» WORK TO BE COMPLETED:
Of the lines in these entries, how many contain the string "from"? Give the number and nothing else.

------ RECORDS FOR THIS TASK

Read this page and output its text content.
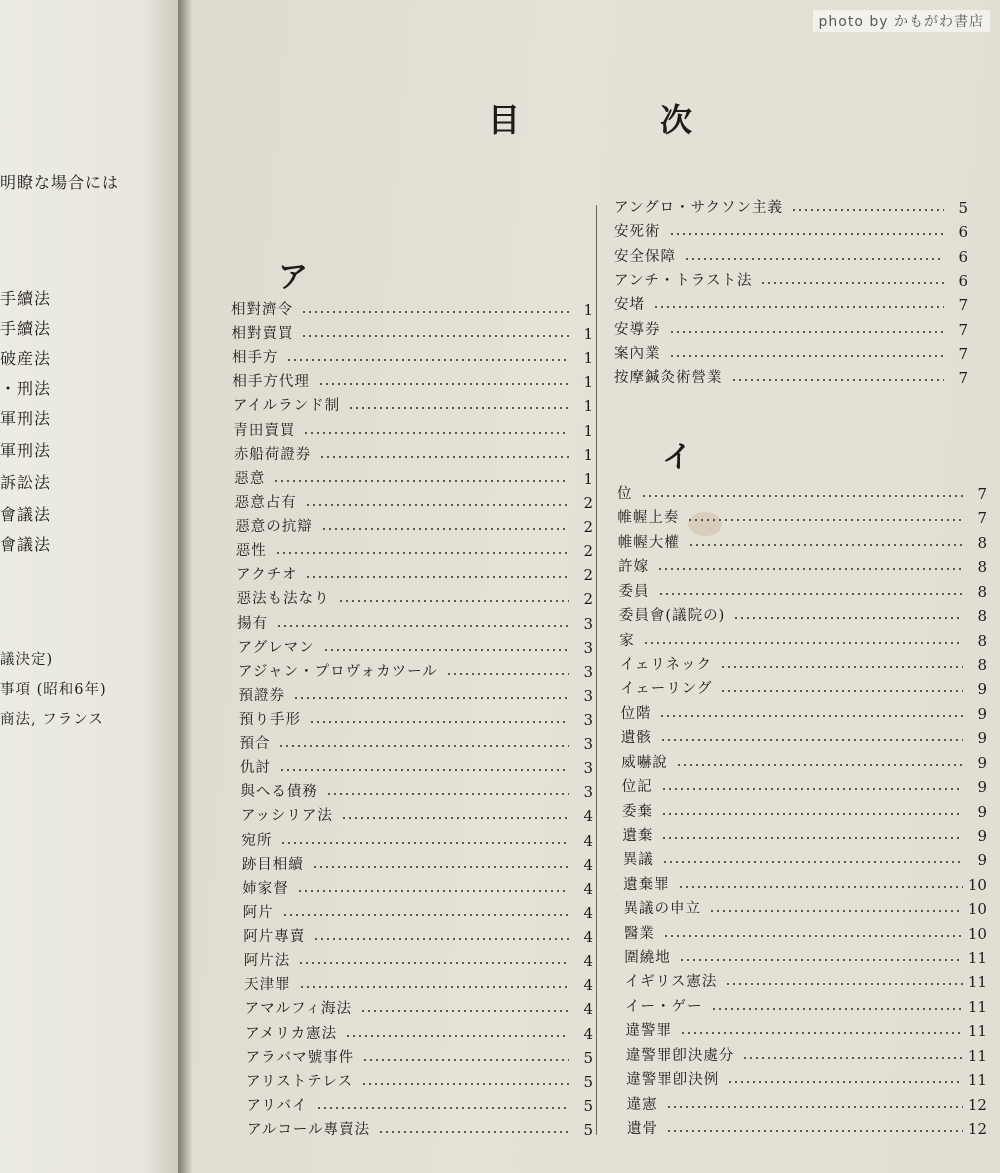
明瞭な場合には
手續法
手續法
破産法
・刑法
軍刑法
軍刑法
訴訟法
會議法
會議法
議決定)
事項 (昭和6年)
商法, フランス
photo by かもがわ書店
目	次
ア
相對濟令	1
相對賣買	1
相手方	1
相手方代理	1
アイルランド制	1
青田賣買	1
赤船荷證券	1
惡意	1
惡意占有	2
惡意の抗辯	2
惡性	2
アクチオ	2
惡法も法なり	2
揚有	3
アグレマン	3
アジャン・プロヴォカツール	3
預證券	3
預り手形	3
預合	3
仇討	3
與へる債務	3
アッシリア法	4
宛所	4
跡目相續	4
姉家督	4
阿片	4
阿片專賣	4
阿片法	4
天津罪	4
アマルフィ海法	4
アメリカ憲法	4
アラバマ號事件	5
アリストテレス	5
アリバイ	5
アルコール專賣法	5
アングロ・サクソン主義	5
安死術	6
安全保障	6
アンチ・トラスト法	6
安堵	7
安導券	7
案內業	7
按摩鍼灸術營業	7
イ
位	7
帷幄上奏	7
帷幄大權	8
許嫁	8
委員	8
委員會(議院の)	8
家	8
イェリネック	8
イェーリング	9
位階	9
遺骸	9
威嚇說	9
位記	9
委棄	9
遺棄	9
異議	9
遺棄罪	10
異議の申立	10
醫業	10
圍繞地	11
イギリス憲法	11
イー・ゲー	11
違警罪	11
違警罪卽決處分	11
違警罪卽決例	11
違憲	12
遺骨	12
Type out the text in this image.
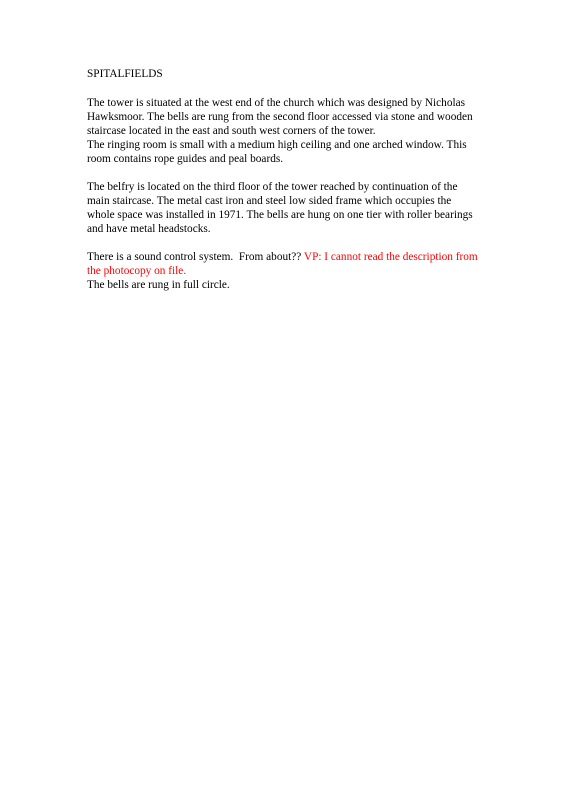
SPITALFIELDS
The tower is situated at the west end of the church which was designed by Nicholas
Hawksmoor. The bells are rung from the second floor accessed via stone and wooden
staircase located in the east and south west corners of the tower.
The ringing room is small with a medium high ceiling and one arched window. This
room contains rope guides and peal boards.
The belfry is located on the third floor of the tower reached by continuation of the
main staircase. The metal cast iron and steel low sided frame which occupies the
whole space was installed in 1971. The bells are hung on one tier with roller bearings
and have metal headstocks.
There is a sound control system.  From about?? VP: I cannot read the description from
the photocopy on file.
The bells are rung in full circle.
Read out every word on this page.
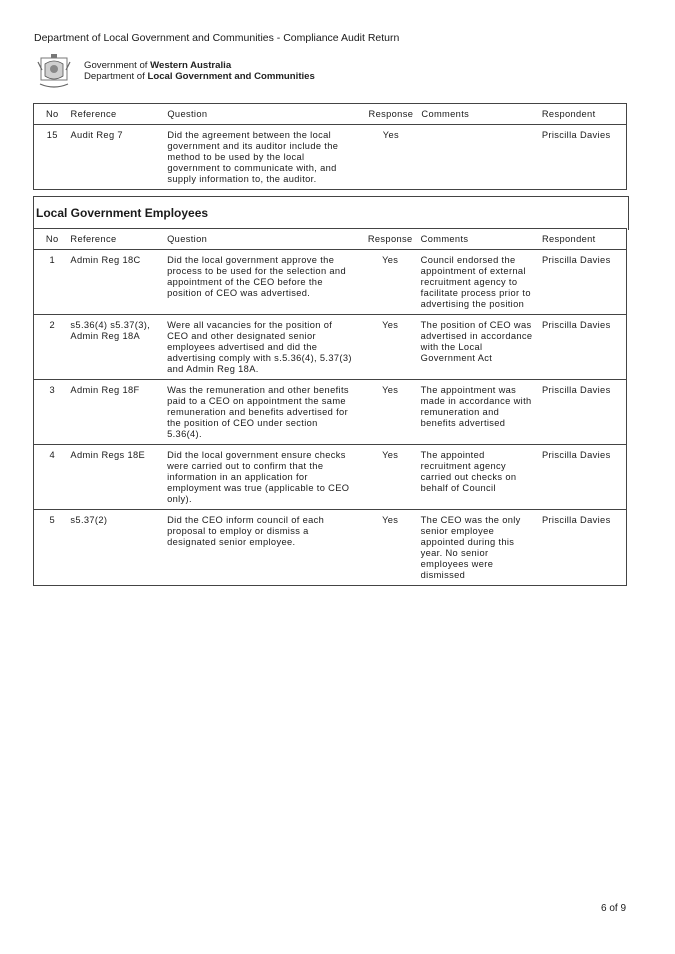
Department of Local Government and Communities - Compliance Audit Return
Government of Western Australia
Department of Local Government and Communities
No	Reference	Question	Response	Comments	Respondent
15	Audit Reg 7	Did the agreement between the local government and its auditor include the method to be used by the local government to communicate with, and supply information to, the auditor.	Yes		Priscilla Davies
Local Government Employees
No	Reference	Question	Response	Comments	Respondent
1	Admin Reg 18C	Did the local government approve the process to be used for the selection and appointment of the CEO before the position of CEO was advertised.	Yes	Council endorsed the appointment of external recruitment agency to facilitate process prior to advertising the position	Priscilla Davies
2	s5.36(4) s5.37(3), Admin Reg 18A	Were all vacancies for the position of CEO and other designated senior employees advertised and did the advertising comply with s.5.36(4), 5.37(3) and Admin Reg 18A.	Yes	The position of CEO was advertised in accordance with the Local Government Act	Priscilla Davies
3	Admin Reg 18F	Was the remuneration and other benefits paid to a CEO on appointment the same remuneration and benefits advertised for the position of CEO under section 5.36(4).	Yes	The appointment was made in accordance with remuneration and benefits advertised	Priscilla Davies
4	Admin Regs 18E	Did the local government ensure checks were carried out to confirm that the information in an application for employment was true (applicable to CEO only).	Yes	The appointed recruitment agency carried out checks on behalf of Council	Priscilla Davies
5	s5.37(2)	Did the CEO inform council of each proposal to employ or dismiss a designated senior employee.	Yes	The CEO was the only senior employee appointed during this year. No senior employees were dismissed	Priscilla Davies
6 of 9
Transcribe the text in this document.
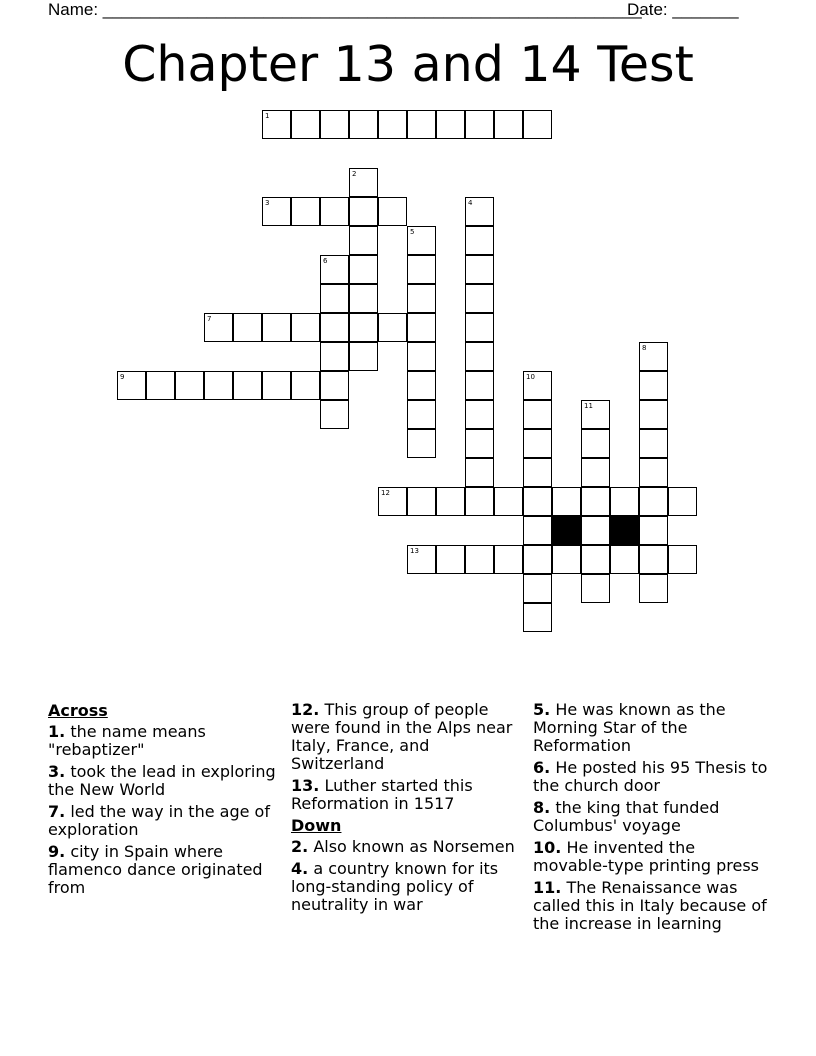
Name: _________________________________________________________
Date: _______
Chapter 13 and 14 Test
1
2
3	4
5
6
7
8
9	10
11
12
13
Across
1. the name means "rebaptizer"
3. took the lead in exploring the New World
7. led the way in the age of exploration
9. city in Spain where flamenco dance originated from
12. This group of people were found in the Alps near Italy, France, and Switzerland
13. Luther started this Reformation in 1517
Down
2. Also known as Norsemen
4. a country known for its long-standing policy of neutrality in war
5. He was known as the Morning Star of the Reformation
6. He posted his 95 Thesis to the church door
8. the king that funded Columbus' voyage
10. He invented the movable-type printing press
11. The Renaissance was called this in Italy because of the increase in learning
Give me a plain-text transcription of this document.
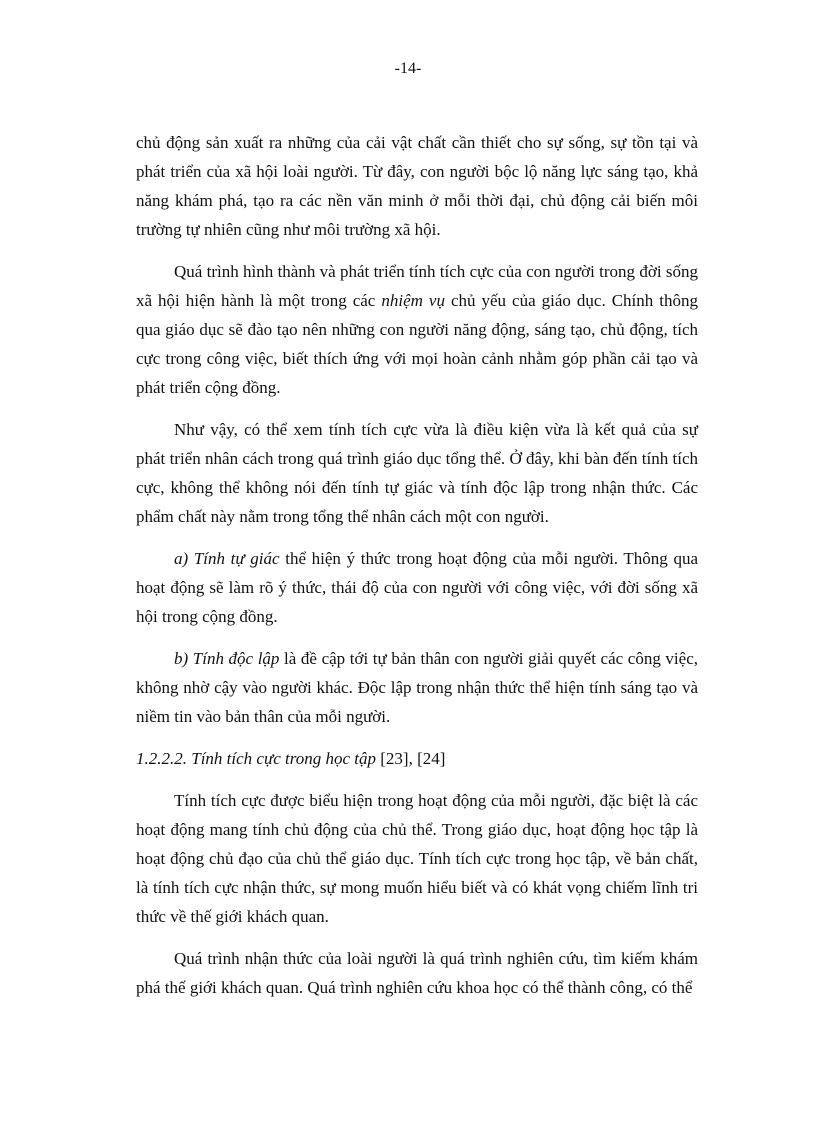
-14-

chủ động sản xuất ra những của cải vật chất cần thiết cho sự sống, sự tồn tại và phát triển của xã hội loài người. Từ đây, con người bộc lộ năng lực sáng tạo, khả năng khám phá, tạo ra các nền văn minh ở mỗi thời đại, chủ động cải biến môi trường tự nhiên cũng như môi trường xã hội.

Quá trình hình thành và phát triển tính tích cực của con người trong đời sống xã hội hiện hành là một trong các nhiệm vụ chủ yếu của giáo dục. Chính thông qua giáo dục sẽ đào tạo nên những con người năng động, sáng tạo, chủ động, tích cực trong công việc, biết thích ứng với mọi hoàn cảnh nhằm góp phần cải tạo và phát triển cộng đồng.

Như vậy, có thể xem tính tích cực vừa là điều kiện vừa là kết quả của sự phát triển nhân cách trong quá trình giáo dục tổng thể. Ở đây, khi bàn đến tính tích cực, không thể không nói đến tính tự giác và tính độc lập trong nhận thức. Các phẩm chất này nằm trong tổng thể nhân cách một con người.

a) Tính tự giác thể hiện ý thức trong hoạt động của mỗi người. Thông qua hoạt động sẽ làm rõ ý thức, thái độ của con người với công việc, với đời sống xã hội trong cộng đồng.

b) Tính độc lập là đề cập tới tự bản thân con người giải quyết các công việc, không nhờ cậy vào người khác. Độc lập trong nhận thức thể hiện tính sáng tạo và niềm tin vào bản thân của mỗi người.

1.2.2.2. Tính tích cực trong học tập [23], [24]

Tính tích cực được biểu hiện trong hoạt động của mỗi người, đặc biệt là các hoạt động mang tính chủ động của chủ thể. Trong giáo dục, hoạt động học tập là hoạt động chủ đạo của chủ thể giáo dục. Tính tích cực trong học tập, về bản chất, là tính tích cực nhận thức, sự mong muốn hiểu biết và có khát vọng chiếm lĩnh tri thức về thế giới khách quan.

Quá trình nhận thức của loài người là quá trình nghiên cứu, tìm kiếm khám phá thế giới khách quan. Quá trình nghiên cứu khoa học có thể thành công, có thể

------------

» REPLY TO THE TASK:
3